### What is asked
Only the lines holding the string "Unemployment" are needed. Copy each one.

(Figure record extracts)

* begin *

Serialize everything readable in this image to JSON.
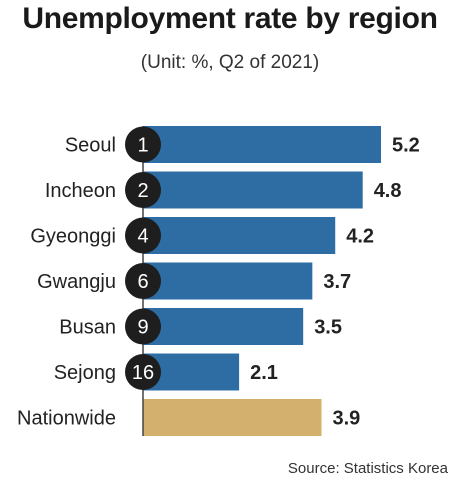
{
  "colors": {
    "bar": "#2e6da4",
    "nationwide_bar": "#d3b06e",
    "rank_circle": "#1e1e1e",
    "rank_text": "#ffffff",
    "axis": "#444444"
  },
  "title": "Unemployment rate by region",
  "subtitle": "(Unit: %, Q2 of 2021)",
  "source": "Source: Statistics Korea",
  "chart_data": {
    "type": "bar",
    "orientation": "horizontal",
    "title": "Unemployment rate by region",
    "subtitle": "(Unit: %, Q2 of 2021)",
    "categories": [
      "Seoul",
      "Incheon",
      "Gyeonggi",
      "Gwangju",
      "Busan",
      "Sejong",
      "Nationwide"
    ],
    "values": [
      5.2,
      4.8,
      4.2,
      3.7,
      3.5,
      2.1,
      3.9
    ],
    "value_labels": [
      "5.2",
      "4.8",
      "4.2",
      "3.7",
      "3.5",
      "2.1",
      "3.9"
    ],
    "ranks": [
      "1",
      "2",
      "4",
      "6",
      "9",
      "16",
      null
    ],
    "highlight_category": "Nationwide",
    "xlim": [
      0,
      5.2
    ],
    "grid": false,
    "legend": "none"
  }
}
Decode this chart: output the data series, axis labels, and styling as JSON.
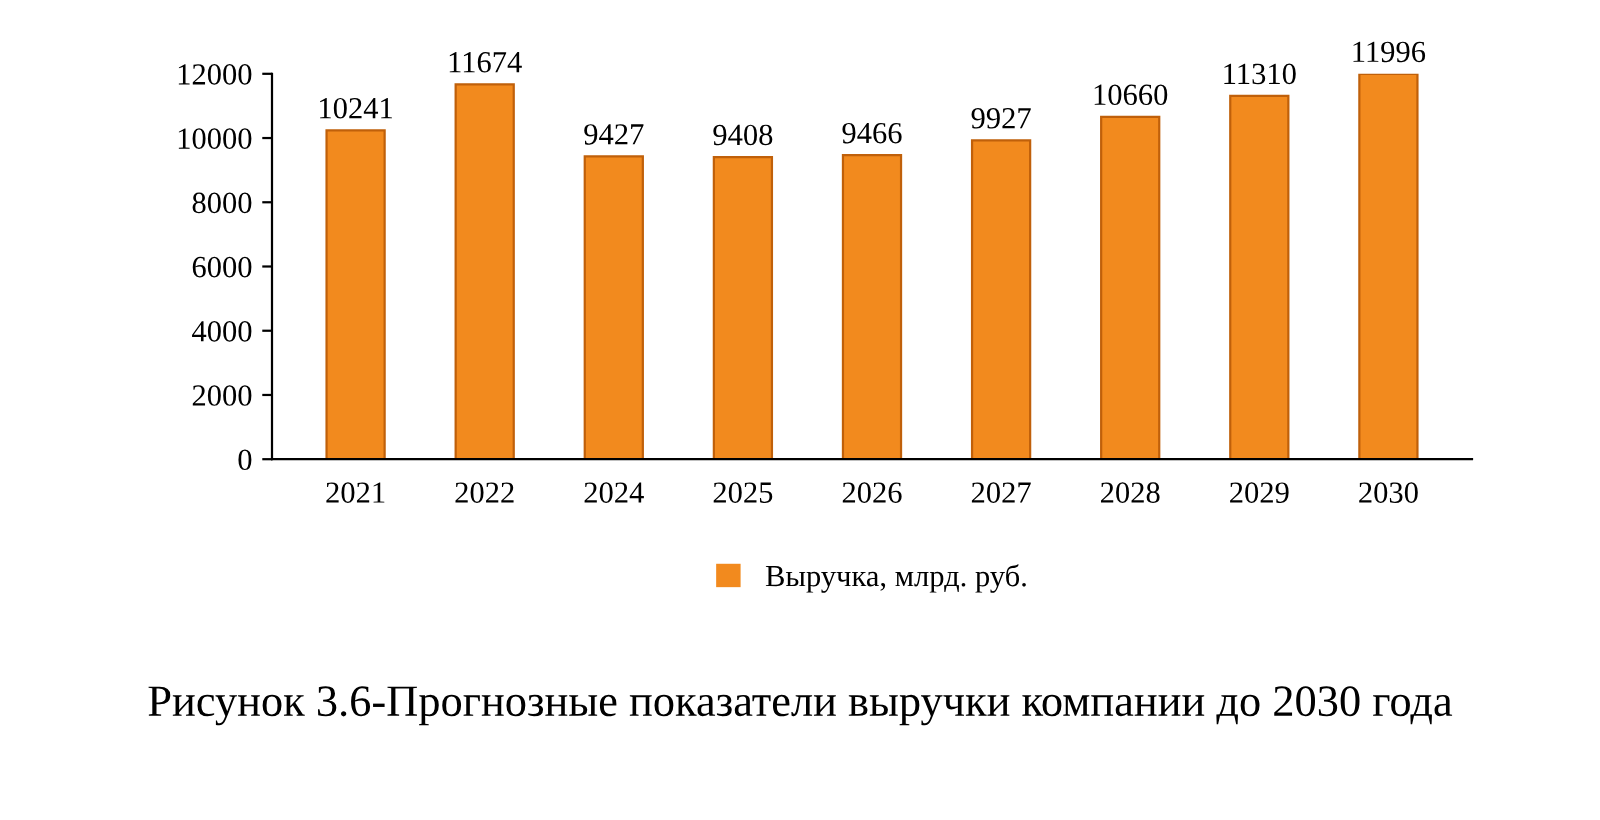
{
  "chart_data": {
    "type": "bar",
    "categories": [
      "2021",
      "2022",
      "2024",
      "2025",
      "2026",
      "2027",
      "2028",
      "2029",
      "2030"
    ],
    "series": [
      {
        "name": "Выручка, млрд. руб.",
        "color": "#f28a1e",
        "values": [
          10241,
          11674,
          9427,
          9408,
          9466,
          9927,
          10660,
          11310,
          11996
        ]
      }
    ],
    "ylim": [
      0,
      12000
    ],
    "yticks": [
      0,
      2000,
      4000,
      6000,
      8000,
      10000,
      12000
    ],
    "data_labels": true,
    "grid": false,
    "legend": "bottom",
    "annotations": [
      "Рисунок 3.6-Прогнозные показатели выручки компании до 2030 года"
    ]
  }
}
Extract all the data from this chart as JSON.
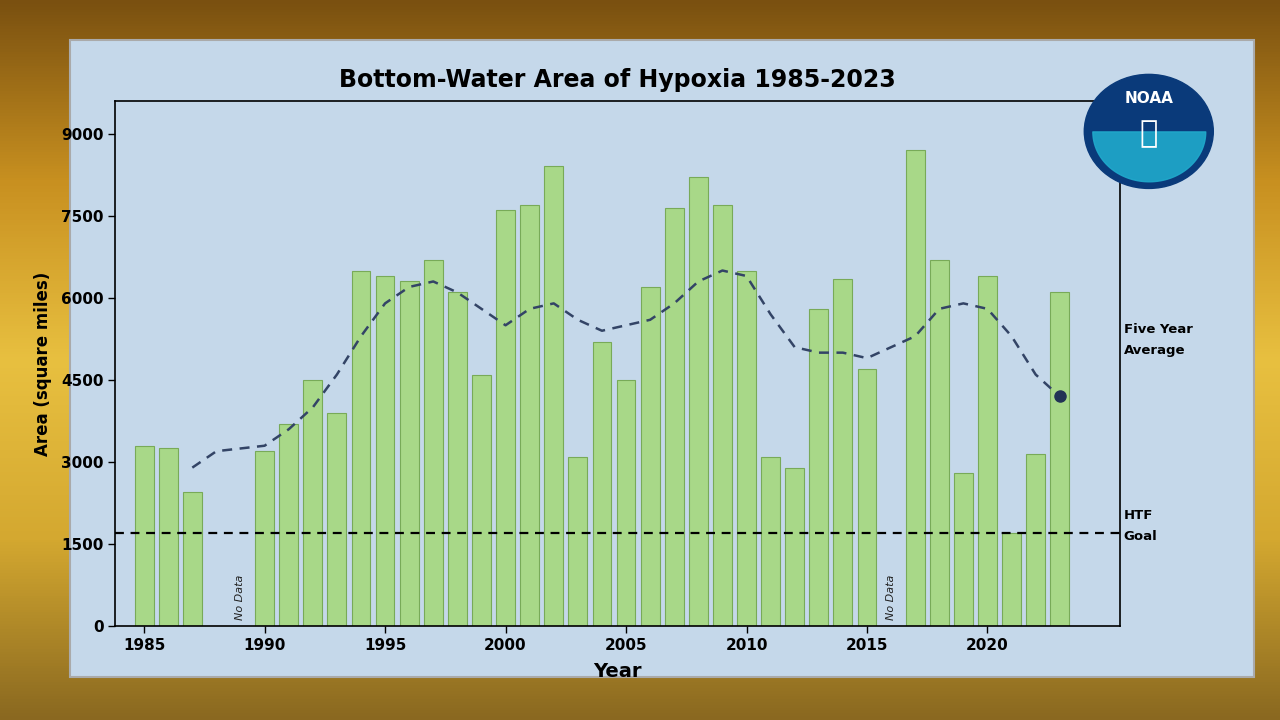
{
  "title": "Bottom-Water Area of Hypoxia 1985-2023",
  "xlabel": "Year",
  "ylabel": "Area (square miles)",
  "panel_color": "#c5d8ea",
  "bar_color": "#a8d888",
  "bar_edge_color": "#78aa58",
  "htf_goal": 1700,
  "years": [
    1985,
    1986,
    1987,
    1988,
    1989,
    1990,
    1991,
    1992,
    1993,
    1994,
    1995,
    1996,
    1997,
    1998,
    1999,
    2000,
    2001,
    2002,
    2003,
    2004,
    2005,
    2006,
    2007,
    2008,
    2009,
    2010,
    2011,
    2012,
    2013,
    2014,
    2015,
    2016,
    2017,
    2018,
    2019,
    2020,
    2021,
    2022,
    2023
  ],
  "values": [
    3300,
    3250,
    2450,
    0,
    0,
    3200,
    3700,
    4500,
    3900,
    6500,
    6400,
    6300,
    6700,
    6100,
    4600,
    7600,
    7700,
    8400,
    3100,
    5200,
    4500,
    6200,
    7650,
    8200,
    7700,
    6500,
    3100,
    2900,
    5800,
    6350,
    4700,
    0,
    8700,
    6700,
    2800,
    6400,
    1700,
    3150,
    6100
  ],
  "no_data_years": [
    1989,
    2016
  ],
  "five_year_avg_years": [
    1987,
    1988,
    1990,
    1991,
    1992,
    1993,
    1994,
    1995,
    1996,
    1997,
    1998,
    1999,
    2000,
    2001,
    2002,
    2003,
    2004,
    2005,
    2006,
    2007,
    2008,
    2009,
    2010,
    2011,
    2012,
    2013,
    2014,
    2015,
    2017,
    2018,
    2019,
    2020,
    2021,
    2022,
    2023
  ],
  "five_year_avg_vals": [
    2900,
    3200,
    3300,
    3600,
    4000,
    4600,
    5300,
    5900,
    6200,
    6300,
    6100,
    5800,
    5500,
    5800,
    5900,
    5600,
    5400,
    5500,
    5600,
    5900,
    6300,
    6500,
    6400,
    5700,
    5100,
    5000,
    5000,
    4900,
    5300,
    5800,
    5900,
    5800,
    5300,
    4600,
    4200
  ],
  "ylim": [
    0,
    9600
  ],
  "yticks": [
    0,
    1500,
    3000,
    4500,
    6000,
    7500,
    9000
  ],
  "xtick_years": [
    1985,
    1990,
    1995,
    2000,
    2005,
    2010,
    2015,
    2020
  ],
  "xlim_min": 1983.8,
  "xlim_max": 2025.5,
  "fig_bg_top": "#d4a030",
  "fig_bg_bottom": "#8a6020"
}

* end *

### Exercise result
  "title": "Unemployment rate by region",
    "title": "Unemployment rate by region",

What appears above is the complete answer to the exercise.